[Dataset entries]
※

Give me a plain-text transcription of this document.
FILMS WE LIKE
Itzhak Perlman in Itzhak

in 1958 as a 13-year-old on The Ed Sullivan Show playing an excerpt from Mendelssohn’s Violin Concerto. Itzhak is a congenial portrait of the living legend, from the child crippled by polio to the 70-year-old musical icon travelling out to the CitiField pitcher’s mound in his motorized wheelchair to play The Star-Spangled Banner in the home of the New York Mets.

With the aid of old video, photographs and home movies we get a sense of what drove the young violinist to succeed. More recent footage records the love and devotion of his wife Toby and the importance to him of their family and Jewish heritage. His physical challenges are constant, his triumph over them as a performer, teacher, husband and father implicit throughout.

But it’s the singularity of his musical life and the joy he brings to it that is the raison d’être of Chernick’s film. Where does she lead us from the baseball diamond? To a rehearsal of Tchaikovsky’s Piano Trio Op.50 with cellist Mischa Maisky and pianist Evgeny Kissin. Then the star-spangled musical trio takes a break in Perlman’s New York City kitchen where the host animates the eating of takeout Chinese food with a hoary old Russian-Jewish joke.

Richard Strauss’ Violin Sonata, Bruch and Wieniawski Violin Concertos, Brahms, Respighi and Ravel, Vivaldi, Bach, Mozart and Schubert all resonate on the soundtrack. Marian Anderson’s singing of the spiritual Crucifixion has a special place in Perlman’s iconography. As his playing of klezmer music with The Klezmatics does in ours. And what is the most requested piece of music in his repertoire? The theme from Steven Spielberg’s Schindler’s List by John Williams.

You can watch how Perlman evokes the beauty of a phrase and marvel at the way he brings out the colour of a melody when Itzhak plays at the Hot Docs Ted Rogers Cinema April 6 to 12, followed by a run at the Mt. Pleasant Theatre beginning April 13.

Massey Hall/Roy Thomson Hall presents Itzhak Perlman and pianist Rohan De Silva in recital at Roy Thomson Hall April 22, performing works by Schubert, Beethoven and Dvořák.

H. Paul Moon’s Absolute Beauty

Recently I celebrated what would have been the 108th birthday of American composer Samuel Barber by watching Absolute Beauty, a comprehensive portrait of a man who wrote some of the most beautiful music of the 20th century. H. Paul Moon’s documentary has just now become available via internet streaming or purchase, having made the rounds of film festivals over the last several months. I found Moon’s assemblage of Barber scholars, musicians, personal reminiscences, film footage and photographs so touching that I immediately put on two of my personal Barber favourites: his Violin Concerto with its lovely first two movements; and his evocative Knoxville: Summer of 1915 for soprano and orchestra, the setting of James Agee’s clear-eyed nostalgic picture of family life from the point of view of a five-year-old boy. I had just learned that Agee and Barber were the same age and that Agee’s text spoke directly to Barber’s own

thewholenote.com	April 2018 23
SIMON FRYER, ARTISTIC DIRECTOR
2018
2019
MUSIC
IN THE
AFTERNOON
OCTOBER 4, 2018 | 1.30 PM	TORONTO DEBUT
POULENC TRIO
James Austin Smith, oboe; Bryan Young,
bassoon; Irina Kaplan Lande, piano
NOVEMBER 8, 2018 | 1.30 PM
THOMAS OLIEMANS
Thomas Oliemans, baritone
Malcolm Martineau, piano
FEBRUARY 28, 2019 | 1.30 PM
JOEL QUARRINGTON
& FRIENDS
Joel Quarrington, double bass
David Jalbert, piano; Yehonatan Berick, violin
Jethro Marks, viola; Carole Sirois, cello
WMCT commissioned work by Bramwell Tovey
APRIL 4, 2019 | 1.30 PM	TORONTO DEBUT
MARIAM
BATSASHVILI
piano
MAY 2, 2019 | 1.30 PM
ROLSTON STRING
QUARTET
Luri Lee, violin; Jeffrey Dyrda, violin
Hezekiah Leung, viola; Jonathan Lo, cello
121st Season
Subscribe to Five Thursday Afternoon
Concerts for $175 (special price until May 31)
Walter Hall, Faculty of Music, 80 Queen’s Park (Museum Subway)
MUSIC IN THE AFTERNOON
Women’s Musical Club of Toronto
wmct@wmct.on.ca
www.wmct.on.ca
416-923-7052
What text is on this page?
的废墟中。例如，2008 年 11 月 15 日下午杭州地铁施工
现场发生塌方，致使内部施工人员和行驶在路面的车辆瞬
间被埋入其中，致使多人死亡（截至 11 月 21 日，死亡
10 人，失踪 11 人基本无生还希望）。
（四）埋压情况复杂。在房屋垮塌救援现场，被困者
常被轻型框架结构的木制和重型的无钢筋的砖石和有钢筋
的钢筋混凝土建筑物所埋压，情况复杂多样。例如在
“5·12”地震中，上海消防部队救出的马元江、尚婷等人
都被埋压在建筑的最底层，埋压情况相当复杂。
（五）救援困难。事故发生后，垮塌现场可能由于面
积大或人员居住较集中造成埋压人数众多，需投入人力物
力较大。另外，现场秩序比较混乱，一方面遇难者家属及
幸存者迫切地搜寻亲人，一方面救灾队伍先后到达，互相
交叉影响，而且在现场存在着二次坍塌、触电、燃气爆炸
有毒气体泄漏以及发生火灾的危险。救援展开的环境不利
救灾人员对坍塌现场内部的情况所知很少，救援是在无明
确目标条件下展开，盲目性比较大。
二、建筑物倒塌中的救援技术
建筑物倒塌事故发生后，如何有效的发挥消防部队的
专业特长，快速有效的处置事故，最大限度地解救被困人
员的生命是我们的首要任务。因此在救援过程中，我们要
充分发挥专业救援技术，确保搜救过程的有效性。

※

TASK GOAL >> For this exercise, please retype exactly the lines in the listing from the line with "What text is on this page?" through its last line, both ends included.

FINISHED EXERCISE >>
What text is on this page?
的废墟中。例如，2008 年 11 月 15 日下午杭州地铁施工
现场发生塌方，致使内部施工人员和行驶在路面的车辆瞬
间被埋入其中，致使多人死亡（截至 11 月 21 日，死亡
10 人，失踪 11 人基本无生还希望）。
（四）埋压情况复杂。在房屋垮塌救援现场，被困者
常被轻型框架结构的木制和重型的无钢筋的砖石和有钢筋
的钢筋混凝土建筑物所埋压，情况复杂多样。例如在
“5·12”地震中，上海消防部队救出的马元江、尚婷等人
都被埋压在建筑的最底层，埋压情况相当复杂。
（五）救援困难。事故发生后，垮塌现场可能由于面
积大或人员居住较集中造成埋压人数众多，需投入人力物
力较大。另外，现场秩序比较混乱，一方面遇难者家属及
幸存者迫切地搜寻亲人，一方面救灾队伍先后到达，互相
交叉影响，而且在现场存在着二次坍塌、触电、燃气爆炸
有毒气体泄漏以及发生火灾的危险。救援展开的环境不利
救灾人员对坍塌现场内部的情况所知很少，救援是在无明
确目标条件下展开，盲目性比较大。
二、建筑物倒塌中的救援技术
建筑物倒塌事故发生后，如何有效的发挥消防部队的
专业特长，快速有效的处置事故，最大限度地解救被困人
员的生命是我们的首要任务。因此在救援过程中，我们要
充分发挥专业救援技术，确保搜救过程的有效性。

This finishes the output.